**DIRECTIVE**.
Copy, from the entries below, each line in which the string "Thomas" appears.
begin SUPPLIED DATA
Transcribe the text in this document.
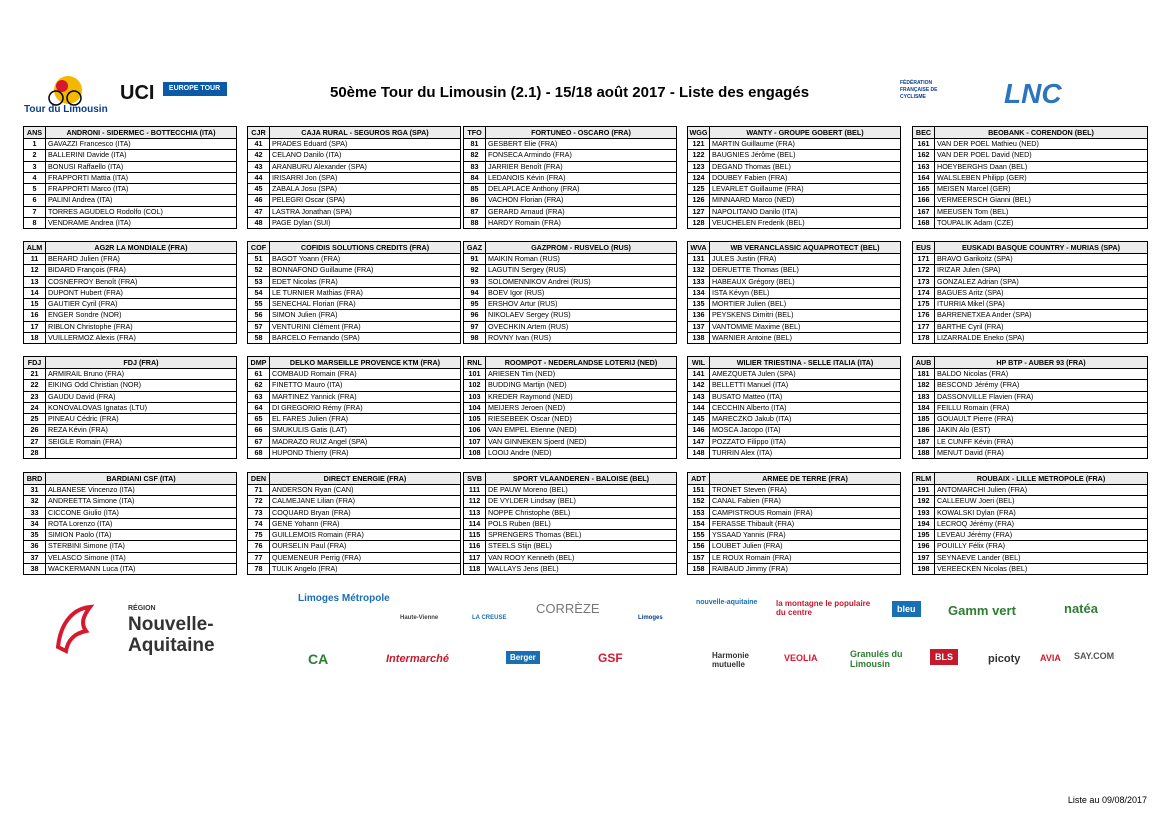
Tour du Limousin
UCI EUROPE TOUR	50ème Tour du Limousin (2.1) - 15/18 août 2017 - Liste des engagés
FÉDÉRATION FRANÇAISE DE CYCLISME	LNC
ANS	ANDRONI - SIDERMEC - BOTTECCHIA (ITA)
1	GAVAZZI Francesco (ITA)
2	BALLERINI Davide (ITA)
3	BONUSI Raffaello (ITA)
4	FRAPPORTI Mattia (ITA)
5	FRAPPORTI Marco (ITA)
6	PALINI Andrea (ITA)
7	TORRES AGUDELO Rodolfo (COL)
8	VENDRAME Andrea (ITA)
CJR	CAJA RURAL - SEGUROS RGA (SPA)
41	PRADES Eduard (SPA)
42	CELANO Danilo (ITA)
43	ARANBURU Alexander (SPA)
44	IRISARRI Jon (SPA)
45	ZABALA Josu (SPA)
46	PELEGRI Oscar (SPA)
47	LASTRA Jonathan (SPA)
48	PAGE Dylan (SUI)
TFO	FORTUNEO - OSCARO (FRA)
81	GESBERT Elie (FRA)
82	FONSECA Armindo (FRA)
83	JARRIER Benoît (FRA)
84	LEDANOIS Kévin (FRA)
85	DELAPLACE Anthony (FRA)
86	VACHON Florian (FRA)
87	GERARD Arnaud (FRA)
88	HARDY Romain (FRA)
WGG	WANTY - GROUPE GOBERT (BEL)
121	MARTIN Guillaume (FRA)
122	BAUGNIES Jérôme (BEL)
123	DEGAND Thomas (BEL)
124	DOUBEY Fabien (FRA)
125	LEVARLET Guillaume (FRA)
126	MINNAARD Marco (NED)
127	NAPOLITANO Danilo (ITA)
128	VEUCHELEN Frederik (BEL)
BEC	BEOBANK - CORENDON (BEL)
161	VAN DER POEL Mathieu (NED)
162	VAN DER POEL David (NED)
163	HOEYBERGHS Daan (BEL)
164	WALSLEBEN Philipp (GER)
165	MEISEN Marcel (GER)
166	VERMEERSCH Gianni (BEL)
167	MEEUSEN Tom (BEL)
168	TOUPALIK Adam (CZE)
ALM	AG2R LA MONDIALE (FRA)
11	BERARD Julien (FRA)
12	BIDARD François (FRA)
13	COSNEFROY Benoît (FRA)
14	DUPONT Hubert (FRA)
15	GAUTIER Cyril (FRA)
16	ENGER Sondre (NOR)
17	RIBLON Christophe (FRA)
18	VUILLERMOZ Alexis (FRA)
COF	COFIDIS SOLUTIONS CREDITS (FRA)
51	BAGOT Yoann (FRA)
52	BONNAFOND Guillaume (FRA)
53	EDET Nicolas (FRA)
54	LE TURNIER Mathias (FRA)
55	SENECHAL Florian (FRA)
56	SIMON Julien (FRA)
57	VENTURINI Clément (FRA)
58	BARCELO Fernando (SPA)
GAZ	GAZPROM - RUSVELO (RUS)
91	MAIKIN Roman (RUS)
92	LAGUTIN Sergey (RUS)
93	SOLOMENNIKOV Andrei (RUS)
94	BOEV Igor (RUS)
95	ERSHOV Artur (RUS)
96	NIKOLAEV Sergey (RUS)
97	OVECHKIN Artem (RUS)
98	ROVNY Ivan (RUS)
WVA	WB VERANCLASSIC AQUAPROTECT (BEL)
131	JULES Justin (FRA)
132	DERUETTE Thomas (BEL)
133	HABEAUX Grégory (BEL)
134	ISTA Kévyn (BEL)
135	MORTIER Julien (BEL)
136	PEYSKENS Dimitri (BEL)
137	VANTOMME Maxime (BEL)
138	WARNIER Antoine (BEL)
EUS	EUSKADI BASQUE COUNTRY - MURIAS (SPA)
171	BRAVO Garikoitz (SPA)
172	IRIZAR Julen (SPA)
173	GONZALEZ Adrian (SPA)
174	BAGUES Aritz (SPA)
175	ITURRIA Mikel (SPA)
176	BARRENETXEA Ander (SPA)
177	BARTHE Cyril (FRA)
178	LIZARRALDE Eneko (SPA)
FDJ	FDJ (FRA)
21	ARMIRAIL Bruno (FRA)
22	EIKING Odd Christian (NOR)
23	GAUDU David (FRA)
24	KONOVALOVAS Ignatas (LTU)
25	PINEAU Cédric (FRA)
26	REZA Kévin (FRA)
27	SEIGLE Romain (FRA)
28
DMP	DELKO MARSEILLE PROVENCE KTM (FRA)
61	COMBAUD Romain (FRA)
62	FINETTO Mauro (ITA)
63	MARTINEZ Yannick (FRA)
64	DI GREGORIO Rémy (FRA)
65	EL FARES Julien (FRA)
66	SMUKULIS Gatis (LAT)
67	MADRAZO RUIZ Angel (SPA)
68	HUPOND Thierry (FRA)
RNL	ROOMPOT - NEDERLANDSE LOTERIJ (NED)
101	ARIESEN Tim (NED)
102	BUDDING Martijn (NED)
103	KREDER Raymond (NED)
104	MEIJERS Jeroen (NED)
105	RIESEBEEK Oscar (NED)
106	VAN EMPEL Etienne (NED)
107	VAN GINNEKEN Sjoerd (NED)
108	LOOIJ Andre (NED)
WIL	WILIER TRIESTINA - SELLE ITALIA (ITA)
141	AMEZQUETA Julen (SPA)
142	BELLETTI Manuel (ITA)
143	BUSATO Matteo (ITA)
144	CECCHIN Alberto (ITA)
145	MARECZKO Jakub (ITA)
146	MOSCA Jacopo (ITA)
147	POZZATO Filippo (ITA)
148	TURRIN Alex (ITA)
AUB	HP BTP - AUBER 93 (FRA)
181	BALDO Nicolas (FRA)
182	BESCOND Jérémy (FRA)
183	DASSONVILLE Flavien (FRA)
184	FEILLU Romain (FRA)
185	GOUAULT Pierre (FRA)
186	JAKIN Alo (EST)
187	LE CUNFF Kévin (FRA)
188	MENUT David (FRA)
BRD	BARDIANI CSF (ITA)
31	ALBANESE Vincenzo (ITA)
32	ANDREETTA Simone (ITA)
33	CICCONE Giulio (ITA)
34	ROTA Lorenzo (ITA)
35	SIMION Paolo (ITA)
36	STERBINI Simone (ITA)
37	VELASCO Simone (ITA)
38	WACKERMANN Luca (ITA)
DEN	DIRECT ENERGIE (FRA)
71	ANDERSON Ryan (CAN)
72	CALMEJANE Lilian (FRA)
73	COQUARD Bryan (FRA)
74	GENE Yohann (FRA)
75	GUILLEMOIS Romain (FRA)
76	OURSELIN Paul (FRA)
77	QUEMENEUR Perrig (FRA)
78	TULIK Angelo (FRA)
SVB	SPORT VLAANDEREN - BALOISE (BEL)
111	DE PAUW Moreno (BEL)
112	DE VYLDER Lindsay (BEL)
113	NOPPE Christophe (BEL)
114	POLS Ruben (BEL)
115	SPRENGERS Thomas (BEL)
116	STEELS Stijn (BEL)
117	VAN ROOY Kenneth (BEL)
118	WALLAYS Jens (BEL)
ADT	ARMEE DE TERRE (FRA)
151	TRONET Steven (FRA)
152	CANAL Fabien (FRA)
153	CAMPISTROUS Romain (FRA)
154	FERASSE Thibault (FRA)
155	YSSAAD Yannis (FRA)
156	LOUBET Julien (FRA)
157	LE ROUX Romain (FRA)
158	RAIBAUD Jimmy (FRA)
RLM	ROUBAIX - LILLE METROPOLE (FRA)
191	ANTOMARCHI Julien (FRA)
192	CALLEEUW Joeri (BEL)
193	KOWALSKI Dylan (FRA)
194	LECROQ Jérémy (FRA)
195	LEVEAU Jérémy (FRA)
196	POUILLY Félix (FRA)
197	SEYNAEVE Lander (BEL)
198	VEREECKEN Nicolas (BEL)
RÉGION
Nouvelle-
Aquitaine
Limoges Métropole
Haute-Vienne	LA CREUSE
CORRÈZE
Limoges
nouvelle-aquitaine la montagne le populaire du centre	bleu	Gamm vert	natéa
CA	Intermarché	Berger	GSF	Harmonie mutuelle
VEOLIA	Granulés du Limousin
BLS	picoty AVIA SAY.COM
Liste au 09/08/2017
end SUPPLIED DATA
**REPLY**.
123	DEGAND Thomas (BEL)
132	DERUETTE Thomas (BEL)
115	SPRENGERS Thomas (BEL)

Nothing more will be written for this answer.